Instructions for the task
In the material below, list every line carrying the string "一般公共服务支出".

Given data

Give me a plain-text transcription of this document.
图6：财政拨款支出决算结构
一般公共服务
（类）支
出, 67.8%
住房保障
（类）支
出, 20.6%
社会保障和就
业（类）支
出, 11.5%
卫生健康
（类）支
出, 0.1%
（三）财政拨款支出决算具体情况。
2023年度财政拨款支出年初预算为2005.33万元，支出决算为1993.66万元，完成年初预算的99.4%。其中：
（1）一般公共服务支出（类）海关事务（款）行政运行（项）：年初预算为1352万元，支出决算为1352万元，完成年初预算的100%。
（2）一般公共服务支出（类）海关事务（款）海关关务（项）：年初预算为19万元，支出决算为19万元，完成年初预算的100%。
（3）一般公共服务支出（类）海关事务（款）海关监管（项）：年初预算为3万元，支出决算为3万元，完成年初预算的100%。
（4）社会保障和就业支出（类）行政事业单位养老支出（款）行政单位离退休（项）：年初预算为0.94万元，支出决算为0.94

Result of this task
（1）一般公共服务支出（类）海关事务（款）行政运行（项）：年初预算为1352万元，支出决算为1352万元，完成年初预算的100%。
（2）一般公共服务支出（类）海关事务（款）海关关务（项）：年初预算为19万元，支出决算为19万元，完成年初预算的100%。
（3）一般公共服务支出（类）海关事务（款）海关监管（项）：年初预算为3万元，支出决算为3万元，完成年初预算的100%。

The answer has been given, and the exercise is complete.